WHAT YOU NEED TO DO –
Quote all of the data exactly as given. Skip every picture it contains.

PROVIDED DATA –
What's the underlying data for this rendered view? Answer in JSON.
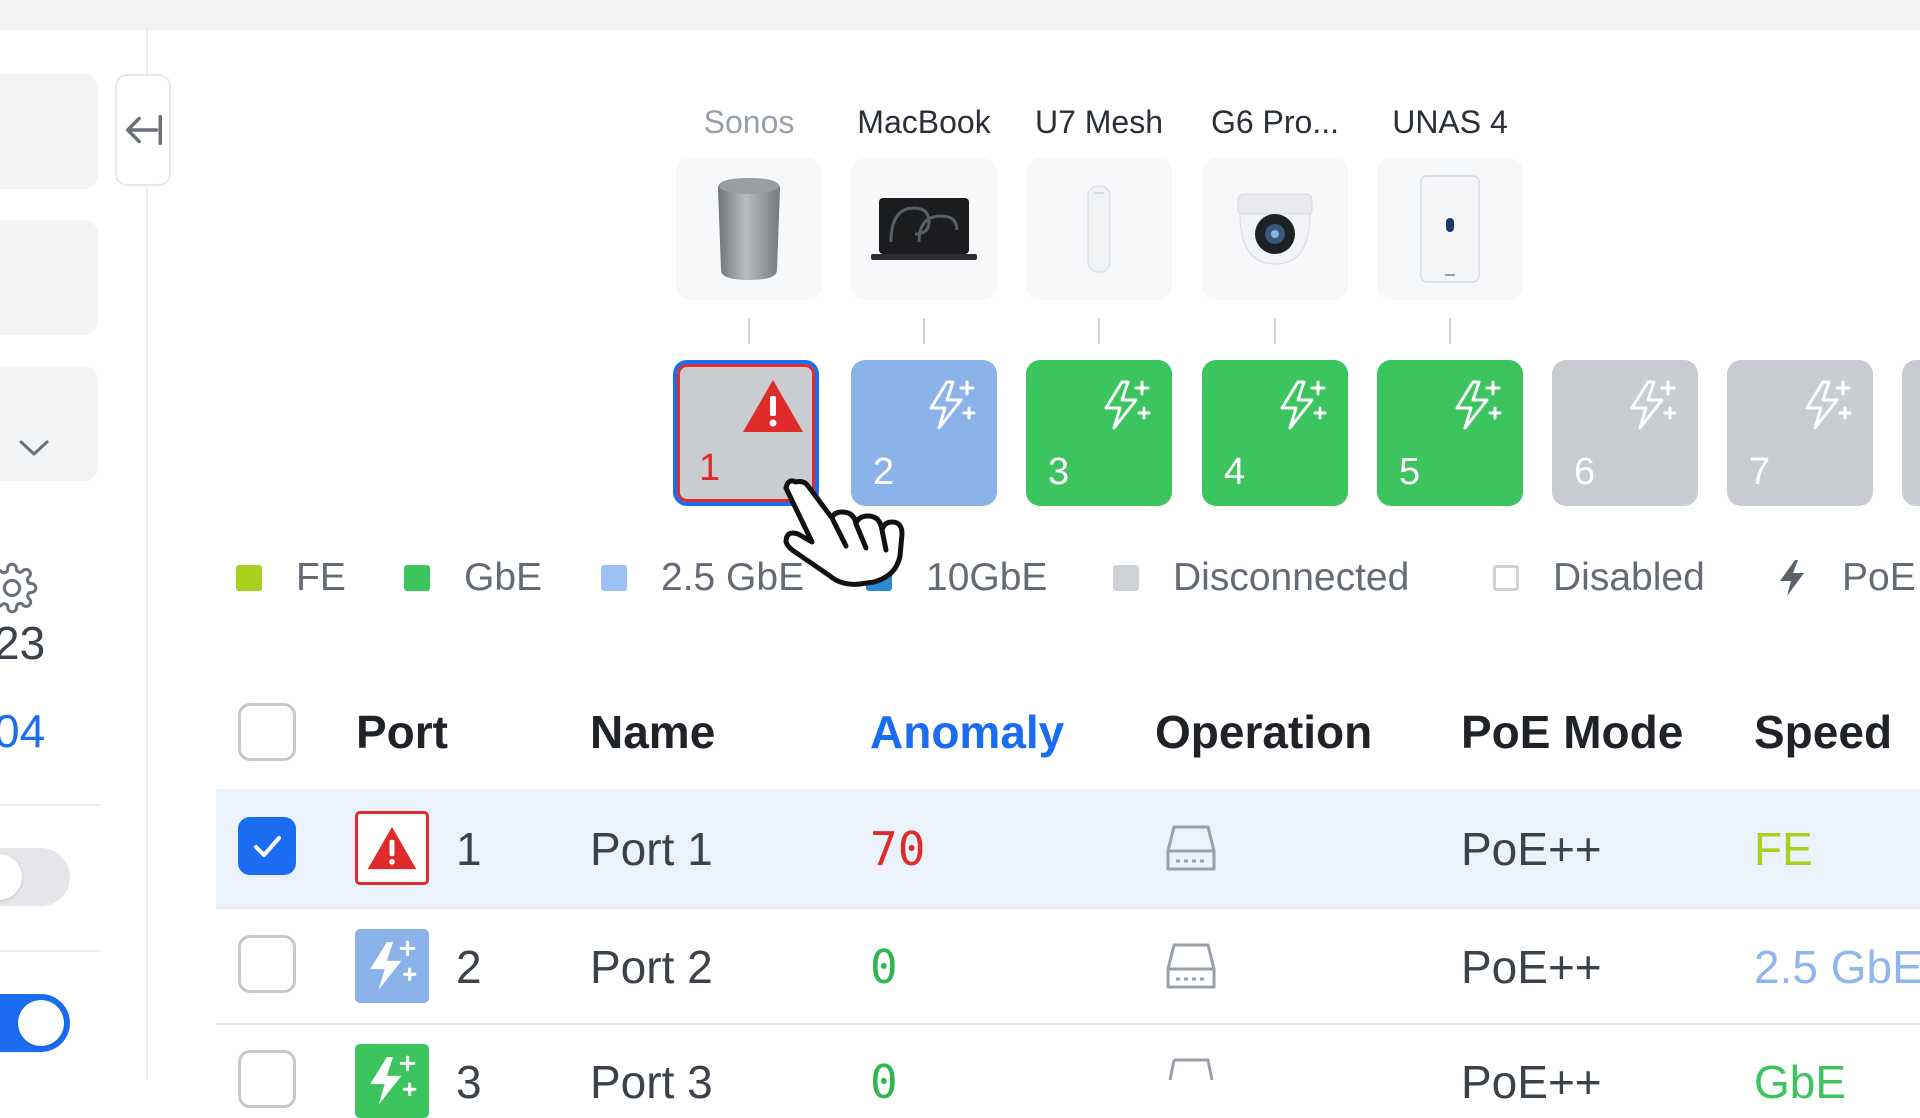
{
  "sidebar": {
    "number_a": "23",
    "number_b": "04"
  },
  "devices": [
    {
      "label": "Sonos",
      "dimmed": true,
      "icon": "sonos-speaker-icon"
    },
    {
      "label": "MacBook",
      "dimmed": false,
      "icon": "macbook-icon"
    },
    {
      "label": "U7 Mesh",
      "dimmed": false,
      "icon": "access-point-icon"
    },
    {
      "label": "G6 Pro...",
      "dimmed": false,
      "icon": "dome-camera-icon"
    },
    {
      "label": "UNAS 4",
      "dimmed": false,
      "icon": "nas-icon"
    }
  ],
  "ports": [
    {
      "number": "1",
      "state": "anomaly",
      "color": "#c9ccd1",
      "icon": "warning-icon"
    },
    {
      "number": "2",
      "state": "2.5 GbE",
      "color": "#8cb2ea",
      "icon": "poe-icon"
    },
    {
      "number": "3",
      "state": "GbE",
      "color": "#3cc45e",
      "icon": "poe-icon"
    },
    {
      "number": "4",
      "state": "GbE",
      "color": "#3cc45e",
      "icon": "poe-icon"
    },
    {
      "number": "5",
      "state": "GbE",
      "color": "#3cc45e",
      "icon": "poe-icon"
    },
    {
      "number": "6",
      "state": "Disconnected",
      "color": "#c9ccd1",
      "icon": "poe-icon"
    },
    {
      "number": "7",
      "state": "Disconnected",
      "color": "#c9ccd1",
      "icon": "poe-icon"
    }
  ],
  "legend": [
    {
      "label": "FE",
      "color": "#a6d11d"
    },
    {
      "label": "GbE",
      "color": "#3cc45e"
    },
    {
      "label": "2.5 GbE",
      "color": "#9cc0f4"
    },
    {
      "label": "10GbE",
      "color": "#2a8ad6"
    },
    {
      "label": "Disconnected",
      "color": "#cfd2d6"
    },
    {
      "label": "Disabled",
      "color": "#ffffff"
    },
    {
      "label": "PoE",
      "icon": "poe-bolt-icon"
    }
  ],
  "table": {
    "headers": {
      "port": "Port",
      "name": "Name",
      "anomaly": "Anomaly",
      "operation": "Operation",
      "poe_mode": "PoE Mode",
      "speed": "Speed"
    },
    "rows": [
      {
        "port": "1",
        "name": "Port 1",
        "anomaly": "70",
        "poe_mode": "PoE++",
        "speed": "FE",
        "selected": true,
        "icon": "warning-icon"
      },
      {
        "port": "2",
        "name": "Port 2",
        "anomaly": "0",
        "poe_mode": "PoE++",
        "speed": "2.5 GbE",
        "selected": false,
        "icon": "poe-icon"
      },
      {
        "port": "3",
        "name": "Port 3",
        "anomaly": "0",
        "poe_mode": "PoE++",
        "speed": "GbE",
        "selected": false,
        "icon": "poe-icon"
      }
    ]
  },
  "colors": {
    "accent": "#1a6cf0",
    "anomaly_red": "#e02b2b",
    "zero_green": "#2fb84f",
    "fe_green": "#a6d11d",
    "speed_blue": "#8fb7ee",
    "gbe_green": "#3cc45e"
  }
}
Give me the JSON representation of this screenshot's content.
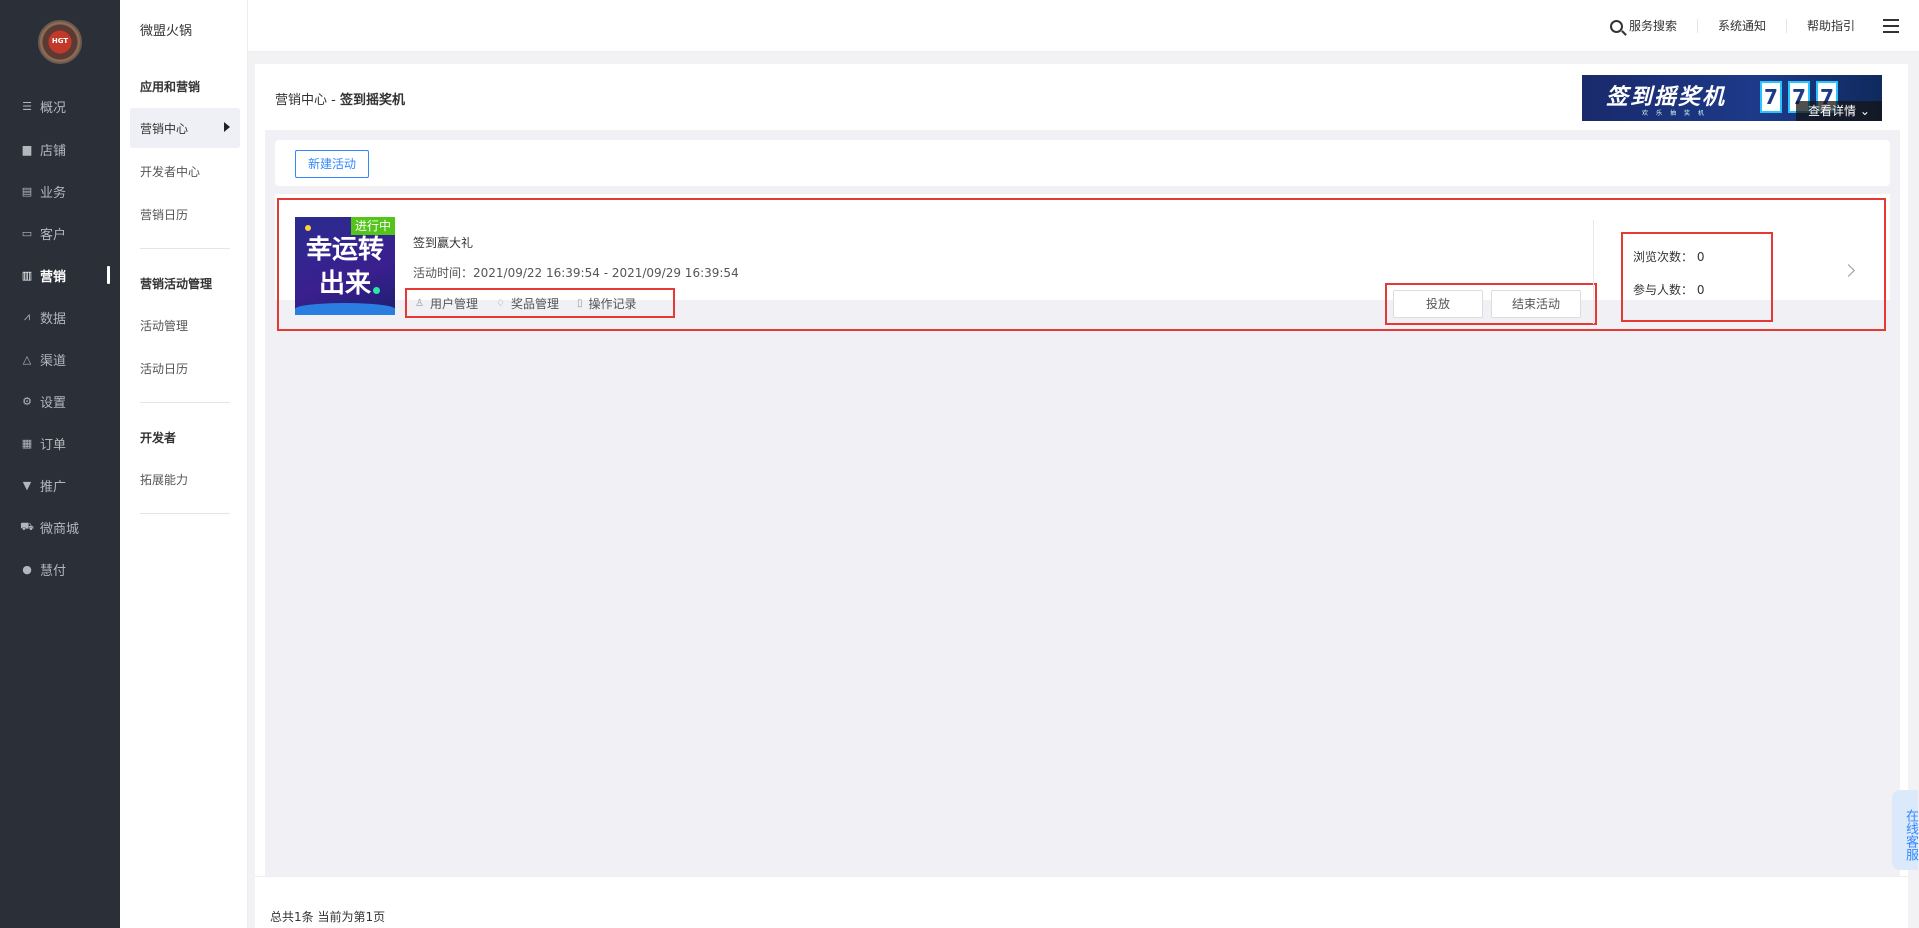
{
  "nav": {
    "items": [
      {
        "label": "概况",
        "icon": "overview-icon"
      },
      {
        "label": "店铺",
        "icon": "store-icon"
      },
      {
        "label": "业务",
        "icon": "business-icon"
      },
      {
        "label": "客户",
        "icon": "customer-icon"
      },
      {
        "label": "营销",
        "icon": "marketing-icon",
        "active": true
      },
      {
        "label": "数据",
        "icon": "data-icon"
      },
      {
        "label": "渠道",
        "icon": "channel-icon"
      },
      {
        "label": "设置",
        "icon": "settings-icon"
      },
      {
        "label": "订单",
        "icon": "order-icon"
      },
      {
        "label": "推广",
        "icon": "promote-icon"
      },
      {
        "label": "微商城",
        "icon": "mall-icon"
      },
      {
        "label": "慧付",
        "icon": "pay-icon"
      }
    ],
    "logo_text": "HGT"
  },
  "subnav": {
    "shop_name": "微盟火锅",
    "group1": "应用和营销",
    "item_center": "营销中心",
    "item_dev_center": "开发者中心",
    "item_calendar": "营销日历",
    "group2": "营销活动管理",
    "item_activity_mgmt": "活动管理",
    "item_activity_calendar": "活动日历",
    "group3": "开发者",
    "item_extend": "拓展能力"
  },
  "topbar": {
    "search": "服务搜索",
    "notice": "系统通知",
    "help": "帮助指引"
  },
  "page": {
    "crumb_prefix": "营销中心 - ",
    "crumb_current": "签到摇奖机",
    "banner_title": "签到摇奖机",
    "banner_sub": "欢乐抽奖机",
    "banner_slots": [
      "7",
      "7",
      "7"
    ],
    "banner_more": "查看详情",
    "new_button": "新建活动"
  },
  "activity": {
    "status": "进行中",
    "thumb_text": "幸运转出来",
    "title": "签到赢大礼",
    "time": "活动时间：2021/09/22 16:39:54 - 2021/09/29 16:39:54",
    "link_users": "用户管理",
    "link_prizes": "奖品管理",
    "link_logs": "操作记录",
    "btn_launch": "投放",
    "btn_end": "结束活动",
    "views_label": "浏览次数：",
    "views_value": "0",
    "participants_label": "参与人数：",
    "participants_value": "0"
  },
  "footer": {
    "summary": "总共1条 当前为第1页"
  },
  "service": {
    "label": "在线客服"
  },
  "colors": {
    "nav_bg": "#2b2f38",
    "accent": "#3388ff",
    "status_green": "#52c41a",
    "highlight_red": "#e53935"
  }
}
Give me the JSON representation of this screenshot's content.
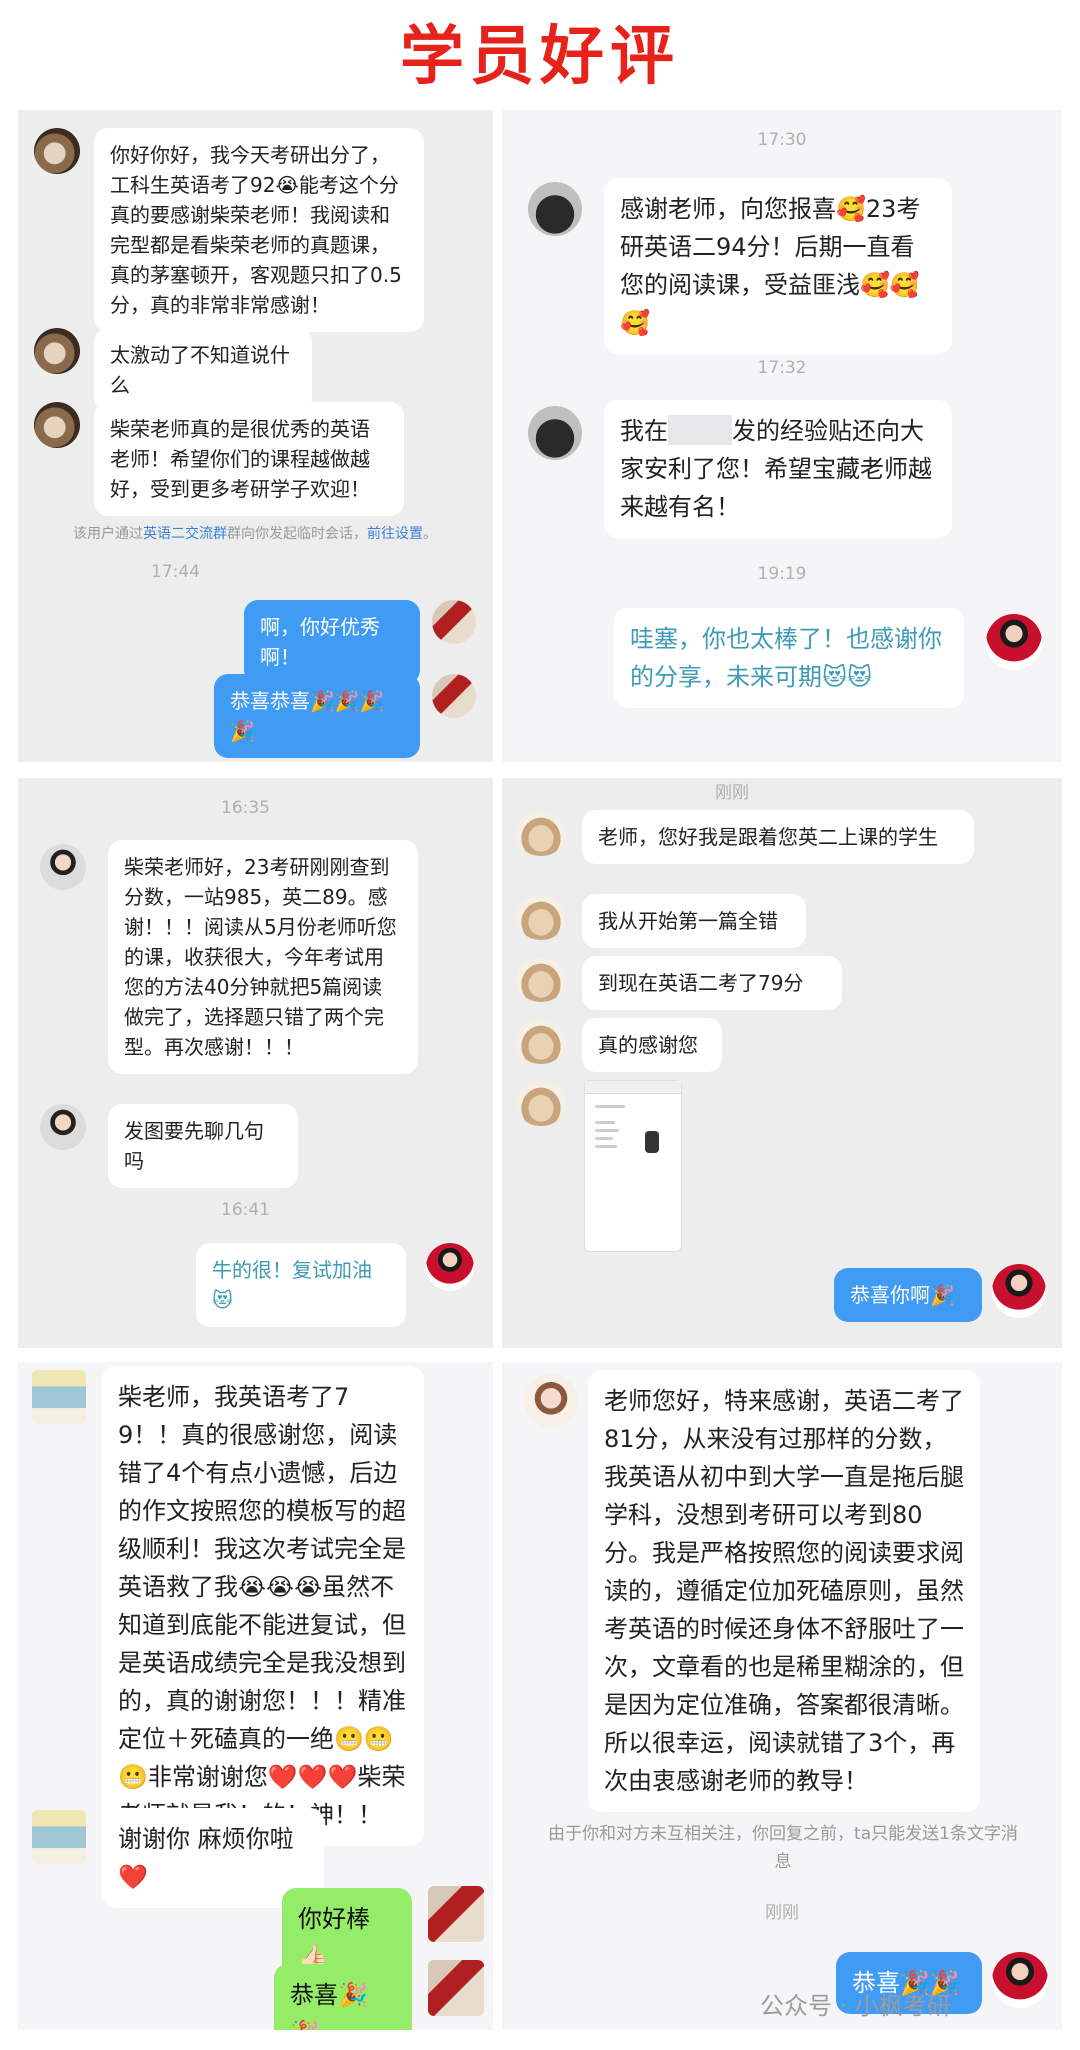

EXPECTED ANSWER –
What's the underlying data for this rendered view? Answer in JSON.
{
  "sidebar": {
    "number_a": "23",
    "number_b": "04"
  },
  "devices": [
    {
      "label": "Sonos",
      "dimmed": true,
      "icon": "sonos-speaker-icon"
    },
    {
      "label": "MacBook",
      "dimmed": false,
      "icon": "macbook-icon"
    },
    {
      "label": "U7 Mesh",
      "dimmed": false,
      "icon": "access-point-icon"
    },
    {
      "label": "G6 Pro...",
      "dimmed": false,
      "icon": "dome-camera-icon"
    },
    {
      "label": "UNAS 4",
      "dimmed": false,
      "icon": "nas-icon"
    }
  ],
  "ports": [
    {
      "number": "1",
      "state": "anomaly",
      "color": "#c9ccd1",
      "icon": "warning-icon"
    },
    {
      "number": "2",
      "state": "2.5 GbE",
      "color": "#8cb2ea",
      "icon": "poe-icon"
    },
    {
      "number": "3",
      "state": "GbE",
      "color": "#3cc45e",
      "icon": "poe-icon"
    },
    {
      "number": "4",
      "state": "GbE",
      "color": "#3cc45e",
      "icon": "poe-icon"
    },
    {
      "number": "5",
      "state": "GbE",
      "color": "#3cc45e",
      "icon": "poe-icon"
    },
    {
      "number": "6",
      "state": "Disconnected",
      "color": "#c9ccd1",
      "icon": "poe-icon"
    },
    {
      "number": "7",
      "state": "Disconnected",
      "color": "#c9ccd1",
      "icon": "poe-icon"
    }
  ],
  "legend": [
    {
      "label": "FE",
      "color": "#a6d11d"
    },
    {
      "label": "GbE",
      "color": "#3cc45e"
    },
    {
      "label": "2.5 GbE",
      "color": "#9cc0f4"
    },
    {
      "label": "10GbE",
      "color": "#2a8ad6"
    },
    {
      "label": "Disconnected",
      "color": "#cfd2d6"
    },
    {
      "label": "Disabled",
      "color": "#ffffff"
    },
    {
      "label": "PoE",
      "icon": "poe-bolt-icon"
    }
  ],
  "table": {
    "headers": {
      "port": "Port",
      "name": "Name",
      "anomaly": "Anomaly",
      "operation": "Operation",
      "poe_mode": "PoE Mode",
      "speed": "Speed"
    },
    "rows": [
      {
        "port": "1",
        "name": "Port 1",
        "anomaly": "70",
        "poe_mode": "PoE++",
        "speed": "FE",
        "selected": true,
        "icon": "warning-icon"
      },
      {
        "port": "2",
        "name": "Port 2",
        "anomaly": "0",
        "poe_mode": "PoE++",
        "speed": "2.5 GbE",
        "selected": false,
        "icon": "poe-icon"
      },
      {
        "port": "3",
        "name": "Port 3",
        "anomaly": "0",
        "poe_mode": "PoE++",
        "speed": "GbE",
        "selected": false,
        "icon": "poe-icon"
      }
    ]
  },
  "colors": {
    "accent": "#1a6cf0",
    "anomaly_red": "#e02b2b",
    "zero_green": "#2fb84f",
    "fe_green": "#a6d11d",
    "speed_blue": "#8fb7ee",
    "gbe_green": "#3cc45e"
  }
}
Give me the JSON representation of this screenshot's content.
{
  "nav": {
    "items": [
      {
        "label": "概况",
        "icon": "overview-icon"
      },
      {
        "label": "店铺",
        "icon": "store-icon"
      },
      {
        "label": "业务",
        "icon": "business-icon"
      },
      {
        "label": "客户",
        "icon": "customer-icon"
      },
      {
        "label": "营销",
        "icon": "marketing-icon",
        "active": true
      },
      {
        "label": "数据",
        "icon": "data-icon"
      },
      {
        "label": "渠道",
        "icon": "channel-icon"
      },
      {
        "label": "设置",
        "icon": "settings-icon"
      },
      {
        "label": "订单",
        "icon": "order-icon"
      },
      {
        "label": "推广",
        "icon": "promote-icon"
      },
      {
        "label": "微商城",
        "icon": "mall-icon"
      },
      {
        "label": "慧付",
        "icon": "pay-icon"
      }
    ],
    "logo_text": "HGT"
  },
  "subnav": {
    "shop_name": "微盟火锅",
    "group1": "应用和营销",
    "item_center": "营销中心",
    "item_dev_center": "开发者中心",
    "item_calendar": "营销日历",
    "group2": "营销活动管理",
    "item_activity_mgmt": "活动管理",
    "item_activity_calendar": "活动日历",
    "group3": "开发者",
    "item_extend": "拓展能力"
  },
  "topbar": {
    "search": "服务搜索",
    "notice": "系统通知",
    "help": "帮助指引"
  },
  "page": {
    "crumb_prefix": "营销中心 - ",
    "crumb_current": "签到摇奖机",
    "banner_title": "签到摇奖机",
    "banner_sub": "欢乐抽奖机",
    "banner_slots": [
      "7",
      "7",
      "7"
    ],
    "banner_more": "查看详情",
    "new_button": "新建活动"
  },
  "activity": {
    "status": "进行中",
    "thumb_text": "幸运转出来",
    "title": "签到赢大礼",
    "time": "活动时间：2021/09/22 16:39:54 - 2021/09/29 16:39:54",
    "link_users": "用户管理",
    "link_prizes": "奖品管理",
    "link_logs": "操作记录",
    "btn_launch": "投放",
    "btn_end": "结束活动",
    "views_label": "浏览次数：",
    "views_value": "0",
    "participants_label": "参与人数：",
    "participants_value": "0"
  },
  "footer": {
    "summary": "总共1条 当前为第1页"
  },
  "service": {
    "label": "在线客服"
  },
  "colors": {
    "nav_bg": "#2b2f38",
    "accent": "#3388ff",
    "status_green": "#52c41a",
    "highlight_red": "#e53935"
  }
}
Give me the JSON representation of this screenshot's content.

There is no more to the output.